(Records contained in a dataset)
--- Start ---

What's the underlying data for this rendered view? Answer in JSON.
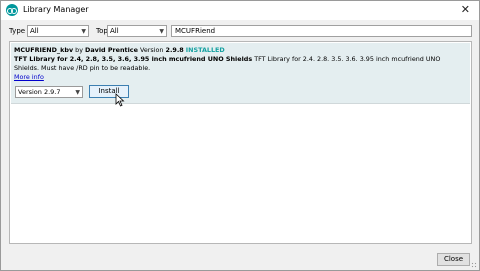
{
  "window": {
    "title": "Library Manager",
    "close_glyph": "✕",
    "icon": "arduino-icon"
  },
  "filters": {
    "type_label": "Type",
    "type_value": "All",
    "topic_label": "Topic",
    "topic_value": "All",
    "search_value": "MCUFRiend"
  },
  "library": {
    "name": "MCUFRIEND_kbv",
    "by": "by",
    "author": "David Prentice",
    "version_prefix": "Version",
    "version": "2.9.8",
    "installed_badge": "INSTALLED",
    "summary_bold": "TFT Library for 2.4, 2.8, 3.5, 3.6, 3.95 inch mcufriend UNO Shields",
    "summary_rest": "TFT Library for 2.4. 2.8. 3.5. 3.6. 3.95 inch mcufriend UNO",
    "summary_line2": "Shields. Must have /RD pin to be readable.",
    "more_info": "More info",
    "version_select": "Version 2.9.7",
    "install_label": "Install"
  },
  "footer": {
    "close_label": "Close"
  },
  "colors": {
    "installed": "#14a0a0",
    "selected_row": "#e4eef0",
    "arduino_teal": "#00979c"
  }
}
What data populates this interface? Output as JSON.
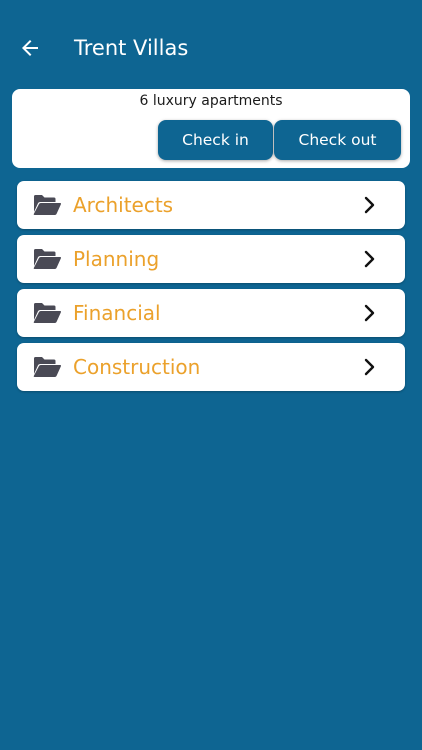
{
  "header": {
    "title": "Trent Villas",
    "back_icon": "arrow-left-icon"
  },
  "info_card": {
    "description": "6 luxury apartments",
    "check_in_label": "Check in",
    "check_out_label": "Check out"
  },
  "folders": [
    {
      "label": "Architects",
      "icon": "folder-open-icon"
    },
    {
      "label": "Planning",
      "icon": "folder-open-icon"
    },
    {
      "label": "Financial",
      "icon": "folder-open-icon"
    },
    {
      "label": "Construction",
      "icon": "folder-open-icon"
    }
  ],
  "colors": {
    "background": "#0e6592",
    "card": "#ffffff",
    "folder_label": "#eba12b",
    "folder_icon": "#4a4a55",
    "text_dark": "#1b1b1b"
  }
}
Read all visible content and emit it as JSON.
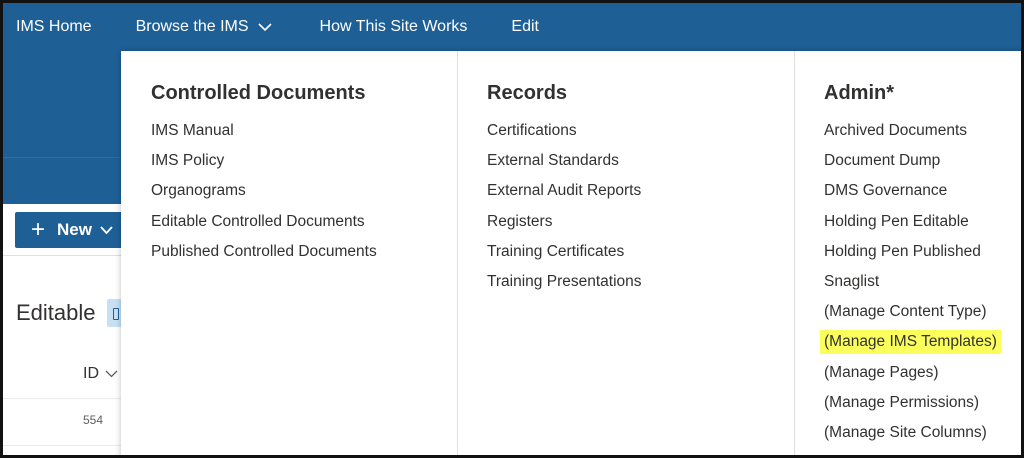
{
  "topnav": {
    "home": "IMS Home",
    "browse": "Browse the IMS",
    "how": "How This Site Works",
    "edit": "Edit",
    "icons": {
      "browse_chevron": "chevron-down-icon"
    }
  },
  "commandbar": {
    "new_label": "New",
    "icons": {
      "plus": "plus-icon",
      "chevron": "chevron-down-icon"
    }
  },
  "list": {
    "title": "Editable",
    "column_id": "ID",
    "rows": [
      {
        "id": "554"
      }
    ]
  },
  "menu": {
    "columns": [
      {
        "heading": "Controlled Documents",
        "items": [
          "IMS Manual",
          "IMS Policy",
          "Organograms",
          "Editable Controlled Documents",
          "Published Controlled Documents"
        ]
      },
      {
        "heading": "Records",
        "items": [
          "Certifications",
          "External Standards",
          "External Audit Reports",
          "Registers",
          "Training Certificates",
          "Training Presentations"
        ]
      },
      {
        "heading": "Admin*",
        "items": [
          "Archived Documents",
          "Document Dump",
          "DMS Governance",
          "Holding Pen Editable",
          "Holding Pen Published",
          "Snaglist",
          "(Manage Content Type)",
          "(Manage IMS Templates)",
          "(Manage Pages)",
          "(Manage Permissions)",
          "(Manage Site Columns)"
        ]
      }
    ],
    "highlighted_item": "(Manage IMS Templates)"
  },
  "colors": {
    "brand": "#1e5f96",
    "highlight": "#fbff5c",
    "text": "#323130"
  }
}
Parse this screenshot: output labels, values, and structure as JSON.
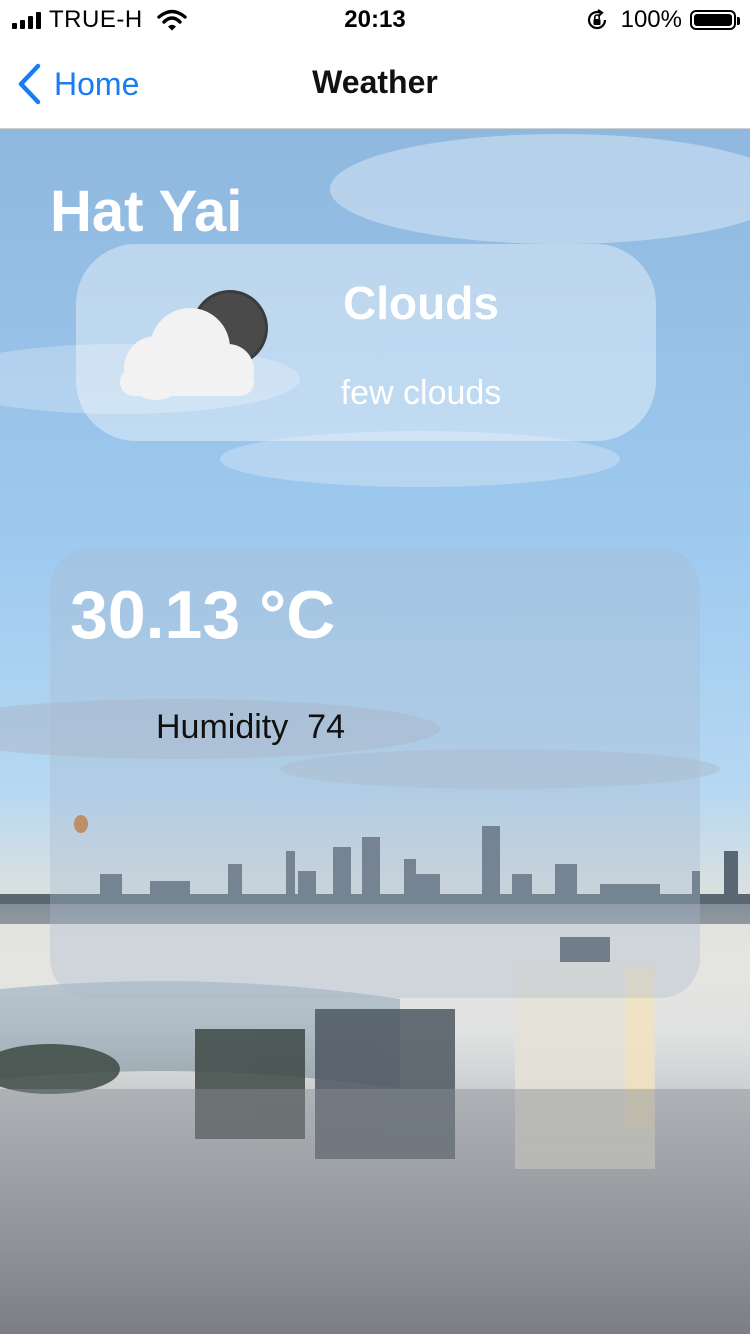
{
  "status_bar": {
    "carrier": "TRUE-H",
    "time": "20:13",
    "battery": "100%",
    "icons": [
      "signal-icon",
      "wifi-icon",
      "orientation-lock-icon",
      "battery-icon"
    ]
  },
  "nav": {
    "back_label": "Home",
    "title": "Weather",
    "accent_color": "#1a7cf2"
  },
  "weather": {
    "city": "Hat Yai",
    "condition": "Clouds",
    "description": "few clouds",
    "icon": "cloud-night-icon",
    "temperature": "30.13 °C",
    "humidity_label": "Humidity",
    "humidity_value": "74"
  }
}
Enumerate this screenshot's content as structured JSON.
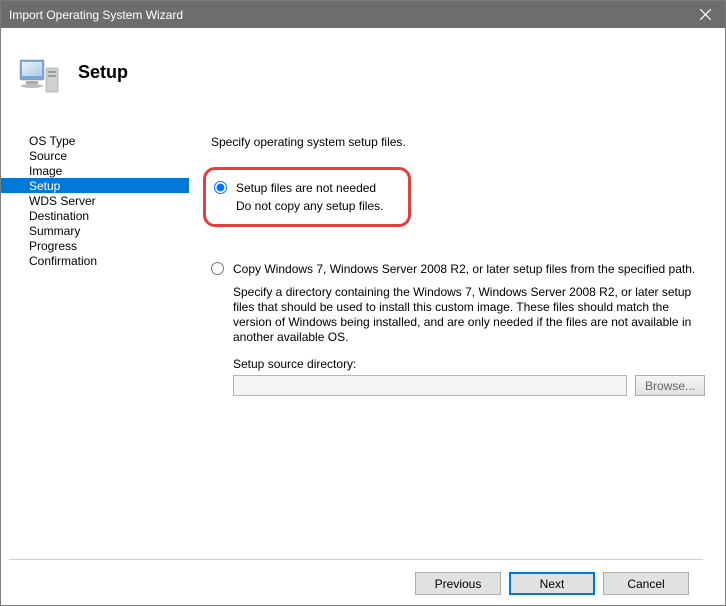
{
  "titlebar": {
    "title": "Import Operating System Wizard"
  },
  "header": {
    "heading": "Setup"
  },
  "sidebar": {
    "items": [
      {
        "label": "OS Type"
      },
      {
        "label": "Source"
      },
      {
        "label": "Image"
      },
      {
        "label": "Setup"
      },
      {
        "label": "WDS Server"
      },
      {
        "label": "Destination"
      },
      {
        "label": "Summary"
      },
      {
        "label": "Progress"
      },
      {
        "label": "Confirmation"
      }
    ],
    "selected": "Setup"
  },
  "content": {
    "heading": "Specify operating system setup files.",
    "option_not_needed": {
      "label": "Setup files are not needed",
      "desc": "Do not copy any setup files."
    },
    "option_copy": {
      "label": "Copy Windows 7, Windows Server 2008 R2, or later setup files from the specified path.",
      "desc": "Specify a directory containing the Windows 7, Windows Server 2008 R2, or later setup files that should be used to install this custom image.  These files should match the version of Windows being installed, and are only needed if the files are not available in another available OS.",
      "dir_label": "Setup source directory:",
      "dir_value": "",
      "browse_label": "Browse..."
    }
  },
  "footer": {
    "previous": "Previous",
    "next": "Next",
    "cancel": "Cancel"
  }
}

--- End ---

### Requirements
A line counts if it holds the word "Shields". Work out how many lines in the listing count, and give only that number.

### Solution for this problem
2